Items start

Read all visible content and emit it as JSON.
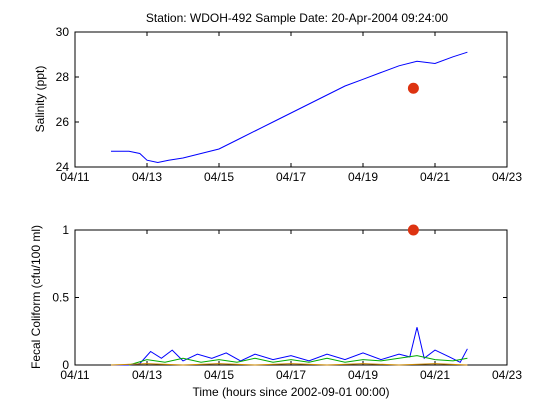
{
  "title": "Station: WDOH-492  Sample Date: 20-Apr-2004 09:24:00",
  "chart_data": [
    {
      "id": "salinity",
      "type": "line",
      "ylabel": "Salinity (ppt)",
      "xlabel": "",
      "xlim": [
        "04/11",
        "04/23"
      ],
      "ylim": [
        24,
        30
      ],
      "xticks": [
        "04/11",
        "04/13",
        "04/15",
        "04/17",
        "04/19",
        "04/21",
        "04/23"
      ],
      "yticks": [
        24,
        26,
        28,
        30
      ],
      "grid": false,
      "series": [
        {
          "color": "#0000ff",
          "x": [
            "04/12.0",
            "04/12.5",
            "04/12.8",
            "04/13.0",
            "04/13.3",
            "04/13.6",
            "04/14.0",
            "04/14.5",
            "04/15.0",
            "04/15.5",
            "04/16.0",
            "04/16.5",
            "04/17.0",
            "04/17.5",
            "04/18.0",
            "04/18.5",
            "04/19.0",
            "04/19.5",
            "04/20.0",
            "04/20.5",
            "04/21.0",
            "04/21.5",
            "04/21.9"
          ],
          "x_days": [
            12.0,
            12.5,
            12.8,
            13.0,
            13.3,
            13.6,
            14.0,
            14.5,
            15.0,
            15.5,
            16.0,
            16.5,
            17.0,
            17.5,
            18.0,
            18.5,
            19.0,
            19.5,
            20.0,
            20.5,
            21.0,
            21.5,
            21.9
          ],
          "y": [
            24.7,
            24.7,
            24.6,
            24.3,
            24.2,
            24.3,
            24.4,
            24.6,
            24.8,
            25.2,
            25.6,
            26.0,
            26.4,
            26.8,
            27.2,
            27.6,
            27.9,
            28.2,
            28.5,
            28.7,
            28.6,
            28.9,
            29.1
          ]
        }
      ],
      "markers": [
        {
          "x_days": 20.4,
          "y": 27.5,
          "color": "#dd3311"
        }
      ]
    },
    {
      "id": "fecal",
      "type": "line",
      "ylabel": "Fecal Coliform (cfu/100 ml)",
      "xlabel": "Time (hours since 2002-09-01 00:00)",
      "xlim": [
        "04/11",
        "04/23"
      ],
      "ylim": [
        0,
        1
      ],
      "xticks": [
        "04/11",
        "04/13",
        "04/15",
        "04/17",
        "04/19",
        "04/21",
        "04/23"
      ],
      "yticks": [
        0,
        0.5,
        1
      ],
      "grid": false,
      "series": [
        {
          "color": "#0000ff",
          "x_days": [
            12.0,
            12.5,
            12.8,
            13.1,
            13.4,
            13.7,
            14.0,
            14.4,
            14.8,
            15.2,
            15.6,
            16.0,
            16.5,
            17.0,
            17.5,
            18.0,
            18.5,
            19.0,
            19.5,
            20.0,
            20.3,
            20.5,
            20.7,
            21.0,
            21.4,
            21.7,
            21.9
          ],
          "y": [
            0.0,
            0.0,
            0.01,
            0.1,
            0.05,
            0.11,
            0.03,
            0.08,
            0.05,
            0.09,
            0.03,
            0.08,
            0.04,
            0.07,
            0.03,
            0.08,
            0.04,
            0.09,
            0.04,
            0.08,
            0.06,
            0.28,
            0.05,
            0.11,
            0.06,
            0.02,
            0.12
          ]
        },
        {
          "color": "#00aa00",
          "x_days": [
            12.5,
            13.0,
            13.5,
            14.0,
            14.5,
            15.0,
            15.5,
            16.0,
            16.5,
            17.0,
            17.5,
            18.0,
            18.5,
            19.0,
            19.5,
            20.0,
            20.5,
            21.0,
            21.5,
            21.9
          ],
          "y": [
            0.0,
            0.04,
            0.02,
            0.05,
            0.02,
            0.04,
            0.02,
            0.05,
            0.02,
            0.04,
            0.02,
            0.05,
            0.02,
            0.04,
            0.03,
            0.05,
            0.07,
            0.04,
            0.03,
            0.05
          ]
        },
        {
          "color": "#cc8800",
          "x_days": [
            12.0,
            13.0,
            14.0,
            15.0,
            16.0,
            17.0,
            18.0,
            19.0,
            20.0,
            21.0,
            21.9
          ],
          "y": [
            0.0,
            0.01,
            0.0,
            0.01,
            0.0,
            0.01,
            0.0,
            0.01,
            0.0,
            0.01,
            0.0
          ]
        }
      ],
      "markers": [
        {
          "x_days": 20.4,
          "y": 1.0,
          "color": "#dd3311"
        }
      ]
    }
  ]
}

Items end

Using the data above, write out every line exactly, leaving the images behind.

- **Result for this exercise**
Read all visible content and emit it as JSON.
{
  "title": "Station: WDOH-492  Sample Date: 20-Apr-2004 09:24:00",
  "chart_data": [
    {
      "id": "salinity",
      "type": "line",
      "ylabel": "Salinity (ppt)",
      "xlabel": "",
      "xlim": [
        "04/11",
        "04/23"
      ],
      "ylim": [
        24,
        30
      ],
      "xticks": [
        "04/11",
        "04/13",
        "04/15",
        "04/17",
        "04/19",
        "04/21",
        "04/23"
      ],
      "yticks": [
        24,
        26,
        28,
        30
      ],
      "grid": false,
      "series": [
        {
          "color": "#0000ff",
          "x": [
            "04/12.0",
            "04/12.5",
            "04/12.8",
            "04/13.0",
            "04/13.3",
            "04/13.6",
            "04/14.0",
            "04/14.5",
            "04/15.0",
            "04/15.5",
            "04/16.0",
            "04/16.5",
            "04/17.0",
            "04/17.5",
            "04/18.0",
            "04/18.5",
            "04/19.0",
            "04/19.5",
            "04/20.0",
            "04/20.5",
            "04/21.0",
            "04/21.5",
            "04/21.9"
          ],
          "x_days": [
            12.0,
            12.5,
            12.8,
            13.0,
            13.3,
            13.6,
            14.0,
            14.5,
            15.0,
            15.5,
            16.0,
            16.5,
            17.0,
            17.5,
            18.0,
            18.5,
            19.0,
            19.5,
            20.0,
            20.5,
            21.0,
            21.5,
            21.9
          ],
          "y": [
            24.7,
            24.7,
            24.6,
            24.3,
            24.2,
            24.3,
            24.4,
            24.6,
            24.8,
            25.2,
            25.6,
            26.0,
            26.4,
            26.8,
            27.2,
            27.6,
            27.9,
            28.2,
            28.5,
            28.7,
            28.6,
            28.9,
            29.1
          ]
        }
      ],
      "markers": [
        {
          "x_days": 20.4,
          "y": 27.5,
          "color": "#dd3311"
        }
      ]
    },
    {
      "id": "fecal",
      "type": "line",
      "ylabel": "Fecal Coliform (cfu/100 ml)",
      "xlabel": "Time (hours since 2002-09-01 00:00)",
      "xlim": [
        "04/11",
        "04/23"
      ],
      "ylim": [
        0,
        1
      ],
      "xticks": [
        "04/11",
        "04/13",
        "04/15",
        "04/17",
        "04/19",
        "04/21",
        "04/23"
      ],
      "yticks": [
        0,
        0.5,
        1
      ],
      "grid": false,
      "series": [
        {
          "color": "#0000ff",
          "x_days": [
            12.0,
            12.5,
            12.8,
            13.1,
            13.4,
            13.7,
            14.0,
            14.4,
            14.8,
            15.2,
            15.6,
            16.0,
            16.5,
            17.0,
            17.5,
            18.0,
            18.5,
            19.0,
            19.5,
            20.0,
            20.3,
            20.5,
            20.7,
            21.0,
            21.4,
            21.7,
            21.9
          ],
          "y": [
            0.0,
            0.0,
            0.01,
            0.1,
            0.05,
            0.11,
            0.03,
            0.08,
            0.05,
            0.09,
            0.03,
            0.08,
            0.04,
            0.07,
            0.03,
            0.08,
            0.04,
            0.09,
            0.04,
            0.08,
            0.06,
            0.28,
            0.05,
            0.11,
            0.06,
            0.02,
            0.12
          ]
        },
        {
          "color": "#00aa00",
          "x_days": [
            12.5,
            13.0,
            13.5,
            14.0,
            14.5,
            15.0,
            15.5,
            16.0,
            16.5,
            17.0,
            17.5,
            18.0,
            18.5,
            19.0,
            19.5,
            20.0,
            20.5,
            21.0,
            21.5,
            21.9
          ],
          "y": [
            0.0,
            0.04,
            0.02,
            0.05,
            0.02,
            0.04,
            0.02,
            0.05,
            0.02,
            0.04,
            0.02,
            0.05,
            0.02,
            0.04,
            0.03,
            0.05,
            0.07,
            0.04,
            0.03,
            0.05
          ]
        },
        {
          "color": "#cc8800",
          "x_days": [
            12.0,
            13.0,
            14.0,
            15.0,
            16.0,
            17.0,
            18.0,
            19.0,
            20.0,
            21.0,
            21.9
          ],
          "y": [
            0.0,
            0.01,
            0.0,
            0.01,
            0.0,
            0.01,
            0.0,
            0.01,
            0.0,
            0.01,
            0.0
          ]
        }
      ],
      "markers": [
        {
          "x_days": 20.4,
          "y": 1.0,
          "color": "#dd3311"
        }
      ]
    }
  ]
}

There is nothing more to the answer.